(Dataset records)

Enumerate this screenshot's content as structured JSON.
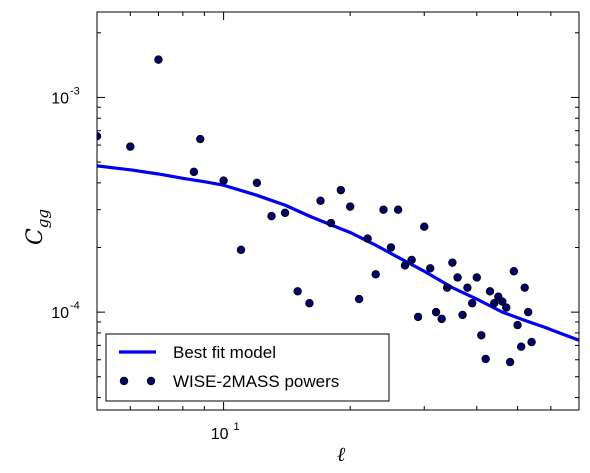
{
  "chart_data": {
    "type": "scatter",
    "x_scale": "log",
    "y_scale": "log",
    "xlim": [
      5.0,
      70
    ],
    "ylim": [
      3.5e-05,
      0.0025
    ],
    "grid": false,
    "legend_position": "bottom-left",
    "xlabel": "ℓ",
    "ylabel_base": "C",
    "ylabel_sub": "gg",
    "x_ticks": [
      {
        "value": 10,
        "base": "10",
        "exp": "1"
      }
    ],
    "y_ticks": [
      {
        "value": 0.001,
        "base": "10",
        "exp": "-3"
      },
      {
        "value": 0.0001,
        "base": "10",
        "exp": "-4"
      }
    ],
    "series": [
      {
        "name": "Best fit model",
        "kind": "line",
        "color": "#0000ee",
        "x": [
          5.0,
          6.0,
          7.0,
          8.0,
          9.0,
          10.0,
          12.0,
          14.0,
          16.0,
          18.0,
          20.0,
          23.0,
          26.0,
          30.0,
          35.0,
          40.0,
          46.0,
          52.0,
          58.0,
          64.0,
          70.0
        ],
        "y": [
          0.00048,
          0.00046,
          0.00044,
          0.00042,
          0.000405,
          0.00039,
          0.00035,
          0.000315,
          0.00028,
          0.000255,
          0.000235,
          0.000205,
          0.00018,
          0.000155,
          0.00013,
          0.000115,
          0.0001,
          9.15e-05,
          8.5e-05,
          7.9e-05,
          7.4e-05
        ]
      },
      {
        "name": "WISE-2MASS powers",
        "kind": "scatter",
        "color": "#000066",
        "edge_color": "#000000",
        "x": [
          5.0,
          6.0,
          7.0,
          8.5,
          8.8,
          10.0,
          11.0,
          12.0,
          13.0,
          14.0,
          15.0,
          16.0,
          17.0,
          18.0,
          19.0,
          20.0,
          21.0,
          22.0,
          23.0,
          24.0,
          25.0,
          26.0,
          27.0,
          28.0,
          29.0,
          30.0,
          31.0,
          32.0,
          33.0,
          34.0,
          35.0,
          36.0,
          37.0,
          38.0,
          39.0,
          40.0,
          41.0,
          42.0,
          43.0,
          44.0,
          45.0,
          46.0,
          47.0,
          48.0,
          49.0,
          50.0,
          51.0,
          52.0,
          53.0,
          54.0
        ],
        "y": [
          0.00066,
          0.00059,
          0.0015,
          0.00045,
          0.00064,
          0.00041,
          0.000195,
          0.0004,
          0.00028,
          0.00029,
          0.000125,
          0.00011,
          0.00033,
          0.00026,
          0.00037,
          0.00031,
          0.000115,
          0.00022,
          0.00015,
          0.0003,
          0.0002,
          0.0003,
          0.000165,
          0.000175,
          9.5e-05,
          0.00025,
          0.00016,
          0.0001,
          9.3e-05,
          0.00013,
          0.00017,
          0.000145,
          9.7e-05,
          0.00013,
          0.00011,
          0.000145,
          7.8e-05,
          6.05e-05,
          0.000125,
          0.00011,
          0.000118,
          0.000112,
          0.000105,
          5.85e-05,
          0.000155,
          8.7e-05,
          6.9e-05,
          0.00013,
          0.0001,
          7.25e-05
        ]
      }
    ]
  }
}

==

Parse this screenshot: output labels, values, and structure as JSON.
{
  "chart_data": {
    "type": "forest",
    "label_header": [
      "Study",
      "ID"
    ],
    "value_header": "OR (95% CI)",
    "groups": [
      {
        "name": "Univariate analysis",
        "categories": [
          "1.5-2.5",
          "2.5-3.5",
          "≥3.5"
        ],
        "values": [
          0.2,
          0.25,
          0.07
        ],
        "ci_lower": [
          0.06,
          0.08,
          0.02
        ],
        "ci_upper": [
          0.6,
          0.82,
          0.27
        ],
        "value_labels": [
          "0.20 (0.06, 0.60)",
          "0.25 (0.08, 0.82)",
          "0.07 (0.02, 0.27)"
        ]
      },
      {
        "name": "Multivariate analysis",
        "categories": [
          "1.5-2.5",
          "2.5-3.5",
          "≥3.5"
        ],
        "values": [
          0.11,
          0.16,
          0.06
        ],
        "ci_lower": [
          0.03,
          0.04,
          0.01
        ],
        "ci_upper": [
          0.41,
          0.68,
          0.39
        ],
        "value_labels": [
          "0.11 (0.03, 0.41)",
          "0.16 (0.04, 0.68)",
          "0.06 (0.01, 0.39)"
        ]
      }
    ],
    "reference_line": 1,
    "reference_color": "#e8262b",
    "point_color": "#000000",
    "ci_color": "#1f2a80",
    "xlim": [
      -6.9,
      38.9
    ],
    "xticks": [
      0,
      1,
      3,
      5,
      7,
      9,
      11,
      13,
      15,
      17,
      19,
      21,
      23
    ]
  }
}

...

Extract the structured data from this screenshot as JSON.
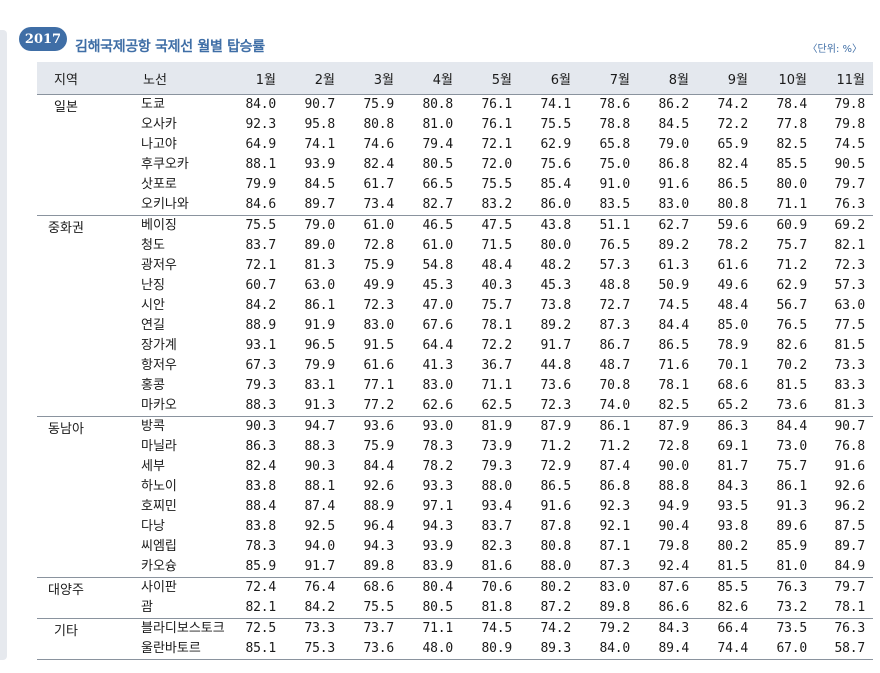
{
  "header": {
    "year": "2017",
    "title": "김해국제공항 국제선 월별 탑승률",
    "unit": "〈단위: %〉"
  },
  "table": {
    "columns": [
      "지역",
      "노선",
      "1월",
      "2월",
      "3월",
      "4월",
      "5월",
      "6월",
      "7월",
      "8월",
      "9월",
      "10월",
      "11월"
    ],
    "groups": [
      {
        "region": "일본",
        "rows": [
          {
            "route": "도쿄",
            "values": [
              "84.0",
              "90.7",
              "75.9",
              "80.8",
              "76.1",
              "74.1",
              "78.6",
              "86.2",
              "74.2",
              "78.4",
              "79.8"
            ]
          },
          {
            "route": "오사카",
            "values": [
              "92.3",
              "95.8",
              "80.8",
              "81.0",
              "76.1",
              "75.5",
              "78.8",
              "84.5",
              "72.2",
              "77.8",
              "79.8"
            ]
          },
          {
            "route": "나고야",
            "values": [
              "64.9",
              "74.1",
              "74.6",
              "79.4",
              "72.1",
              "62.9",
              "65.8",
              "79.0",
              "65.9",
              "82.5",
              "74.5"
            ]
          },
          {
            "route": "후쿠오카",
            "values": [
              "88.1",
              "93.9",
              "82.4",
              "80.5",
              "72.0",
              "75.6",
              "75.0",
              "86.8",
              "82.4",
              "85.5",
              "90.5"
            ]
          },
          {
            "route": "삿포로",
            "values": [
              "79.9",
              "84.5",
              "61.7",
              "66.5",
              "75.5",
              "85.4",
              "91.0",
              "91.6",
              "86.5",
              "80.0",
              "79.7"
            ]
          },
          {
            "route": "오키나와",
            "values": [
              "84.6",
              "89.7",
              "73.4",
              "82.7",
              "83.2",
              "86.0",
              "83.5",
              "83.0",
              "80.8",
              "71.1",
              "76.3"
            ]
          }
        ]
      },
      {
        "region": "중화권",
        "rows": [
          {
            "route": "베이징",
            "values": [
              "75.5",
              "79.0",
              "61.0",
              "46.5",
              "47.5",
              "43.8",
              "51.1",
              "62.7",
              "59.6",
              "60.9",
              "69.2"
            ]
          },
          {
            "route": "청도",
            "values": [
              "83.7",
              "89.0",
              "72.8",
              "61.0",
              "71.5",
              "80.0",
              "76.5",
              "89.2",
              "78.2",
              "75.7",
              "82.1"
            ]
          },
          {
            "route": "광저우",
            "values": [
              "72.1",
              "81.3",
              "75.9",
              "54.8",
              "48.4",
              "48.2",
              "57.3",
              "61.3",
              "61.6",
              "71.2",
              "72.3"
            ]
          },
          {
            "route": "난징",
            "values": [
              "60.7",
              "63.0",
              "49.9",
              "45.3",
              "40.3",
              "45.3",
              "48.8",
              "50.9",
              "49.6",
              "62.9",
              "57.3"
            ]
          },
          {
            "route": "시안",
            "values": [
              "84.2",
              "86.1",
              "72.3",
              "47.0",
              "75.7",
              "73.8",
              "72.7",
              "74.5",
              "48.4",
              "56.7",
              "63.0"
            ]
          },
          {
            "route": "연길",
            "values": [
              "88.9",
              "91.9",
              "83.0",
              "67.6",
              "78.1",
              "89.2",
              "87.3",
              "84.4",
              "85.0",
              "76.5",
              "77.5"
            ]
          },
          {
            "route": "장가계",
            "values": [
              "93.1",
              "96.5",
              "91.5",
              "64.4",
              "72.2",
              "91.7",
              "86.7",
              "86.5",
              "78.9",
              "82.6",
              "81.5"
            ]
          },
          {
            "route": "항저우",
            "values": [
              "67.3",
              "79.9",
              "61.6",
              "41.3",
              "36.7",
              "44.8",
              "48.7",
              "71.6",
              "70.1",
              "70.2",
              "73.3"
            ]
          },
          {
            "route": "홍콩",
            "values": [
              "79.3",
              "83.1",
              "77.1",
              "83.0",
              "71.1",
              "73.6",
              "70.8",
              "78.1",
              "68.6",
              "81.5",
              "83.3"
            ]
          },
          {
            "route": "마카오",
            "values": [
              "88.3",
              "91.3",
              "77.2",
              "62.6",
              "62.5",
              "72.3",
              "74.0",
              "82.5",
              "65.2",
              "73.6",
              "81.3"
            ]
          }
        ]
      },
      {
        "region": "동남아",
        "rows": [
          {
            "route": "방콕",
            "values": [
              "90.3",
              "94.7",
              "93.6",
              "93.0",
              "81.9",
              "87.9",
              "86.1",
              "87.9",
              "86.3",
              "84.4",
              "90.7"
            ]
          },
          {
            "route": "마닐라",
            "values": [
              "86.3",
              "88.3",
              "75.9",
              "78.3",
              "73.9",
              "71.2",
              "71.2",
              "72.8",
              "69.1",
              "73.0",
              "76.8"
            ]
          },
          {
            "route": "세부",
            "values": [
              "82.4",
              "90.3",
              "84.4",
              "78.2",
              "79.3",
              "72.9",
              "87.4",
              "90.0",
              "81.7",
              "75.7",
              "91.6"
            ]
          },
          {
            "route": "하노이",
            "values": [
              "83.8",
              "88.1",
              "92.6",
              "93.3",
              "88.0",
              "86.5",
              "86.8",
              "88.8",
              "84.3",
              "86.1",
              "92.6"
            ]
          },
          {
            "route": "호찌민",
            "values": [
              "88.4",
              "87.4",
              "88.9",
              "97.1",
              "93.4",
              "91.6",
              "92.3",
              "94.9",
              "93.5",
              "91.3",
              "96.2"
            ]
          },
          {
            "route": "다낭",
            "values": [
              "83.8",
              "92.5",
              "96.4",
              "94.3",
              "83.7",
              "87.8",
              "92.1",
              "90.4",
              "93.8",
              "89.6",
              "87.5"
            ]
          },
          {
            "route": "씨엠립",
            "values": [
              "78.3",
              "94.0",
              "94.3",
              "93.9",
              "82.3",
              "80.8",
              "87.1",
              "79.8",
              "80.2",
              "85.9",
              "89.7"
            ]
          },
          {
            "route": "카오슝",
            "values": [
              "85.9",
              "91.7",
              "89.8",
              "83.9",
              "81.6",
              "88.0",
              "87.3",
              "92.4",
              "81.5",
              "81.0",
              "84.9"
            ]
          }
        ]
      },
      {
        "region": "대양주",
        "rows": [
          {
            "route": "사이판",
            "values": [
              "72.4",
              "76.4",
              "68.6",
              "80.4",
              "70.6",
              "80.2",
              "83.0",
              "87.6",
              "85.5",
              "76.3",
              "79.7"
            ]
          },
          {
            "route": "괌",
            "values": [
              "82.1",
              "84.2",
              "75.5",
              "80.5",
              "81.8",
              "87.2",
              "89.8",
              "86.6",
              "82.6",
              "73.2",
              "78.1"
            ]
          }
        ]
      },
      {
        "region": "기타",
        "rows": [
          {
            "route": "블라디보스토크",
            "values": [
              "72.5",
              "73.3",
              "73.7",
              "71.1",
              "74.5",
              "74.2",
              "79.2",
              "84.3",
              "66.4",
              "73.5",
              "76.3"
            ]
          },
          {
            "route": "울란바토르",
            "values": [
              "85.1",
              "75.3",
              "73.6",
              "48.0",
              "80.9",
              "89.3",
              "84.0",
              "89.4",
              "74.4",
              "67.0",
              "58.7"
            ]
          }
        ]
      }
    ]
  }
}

AIM: Gather from the records above every line containing the string "analysis".

EXERCISE ANSWER:
        "name": "Univariate analysis",
        "name": "Multivariate analysis",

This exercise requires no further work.